• **TASK DETAILS**: Reproduce every record below exactly as written, but leave out any pictures.

• **GIVEN INFORMATION**:
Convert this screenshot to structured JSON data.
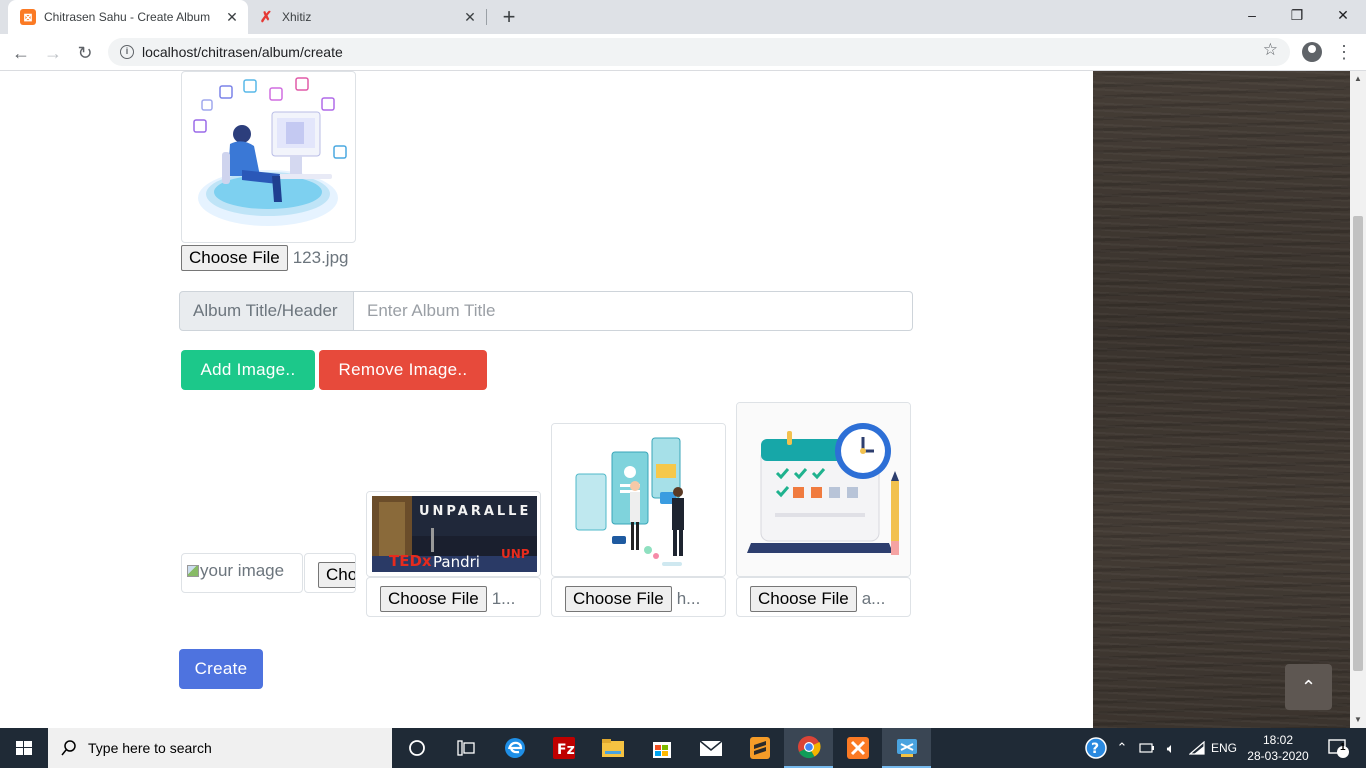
{
  "browser": {
    "tabs": [
      {
        "title": "Chitrasen Sahu - Create Album",
        "favicon": "xampp-icon",
        "active": true
      },
      {
        "title": "Xhitiz",
        "favicon": "x-logo-icon",
        "active": false
      }
    ],
    "new_tab": "+",
    "url": "localhost/chitrasen/album/create",
    "window_controls": {
      "minimize": "–",
      "restore": "❐",
      "close": "✕"
    }
  },
  "form": {
    "cover": {
      "choose_label": "Choose File",
      "filename": "123.jpg"
    },
    "title_input": {
      "prefix": "Album Title/Header",
      "placeholder": "Enter Album Title",
      "value": ""
    },
    "buttons": {
      "add": "Add Image..",
      "remove": "Remove Image..",
      "create": "Create"
    },
    "images": [
      {
        "alt": "your image",
        "choose_label": "Choose File",
        "filename": ""
      },
      {
        "choose_label": "Choose File",
        "filename": "1..."
      },
      {
        "choose_label": "Choose File",
        "filename": "h..."
      },
      {
        "choose_label": "Choose File",
        "filename": "a..."
      }
    ],
    "banner_text": {
      "top": "UNPARALLE",
      "tedx": "TEDx",
      "city": "Pandri",
      "right": "UNP"
    }
  },
  "taskbar": {
    "search_placeholder": "Type here to search",
    "language": "ENG",
    "time": "18:02",
    "date": "28-03-2020",
    "notifications": "1"
  },
  "colors": {
    "add_button": "#1cc88a",
    "remove_button": "#e74a3b",
    "create_button": "#4e73df",
    "sidebar": "#3d3630"
  }
}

• **CORRECT RESPONSE**:
Convert this screenshot to structured JSON data.
{
  "browser": {
    "tabs": [
      {
        "title": "Chitrasen Sahu - Create Album",
        "favicon": "xampp-icon",
        "active": true
      },
      {
        "title": "Xhitiz",
        "favicon": "x-logo-icon",
        "active": false
      }
    ],
    "new_tab": "+",
    "url": "localhost/chitrasen/album/create",
    "window_controls": {
      "minimize": "–",
      "restore": "❐",
      "close": "✕"
    }
  },
  "form": {
    "cover": {
      "choose_label": "Choose File",
      "filename": "123.jpg"
    },
    "title_input": {
      "prefix": "Album Title/Header",
      "placeholder": "Enter Album Title",
      "value": ""
    },
    "buttons": {
      "add": "Add Image..",
      "remove": "Remove Image..",
      "create": "Create"
    },
    "images": [
      {
        "alt": "your image",
        "choose_label": "Choose File",
        "filename": ""
      },
      {
        "choose_label": "Choose File",
        "filename": "1..."
      },
      {
        "choose_label": "Choose File",
        "filename": "h..."
      },
      {
        "choose_label": "Choose File",
        "filename": "a..."
      }
    ],
    "banner_text": {
      "top": "UNPARALLE",
      "tedx": "TEDx",
      "city": "Pandri",
      "right": "UNP"
    }
  },
  "taskbar": {
    "search_placeholder": "Type here to search",
    "language": "ENG",
    "time": "18:02",
    "date": "28-03-2020",
    "notifications": "1"
  },
  "colors": {
    "add_button": "#1cc88a",
    "remove_button": "#e74a3b",
    "create_button": "#4e73df",
    "sidebar": "#3d3630"
  }
}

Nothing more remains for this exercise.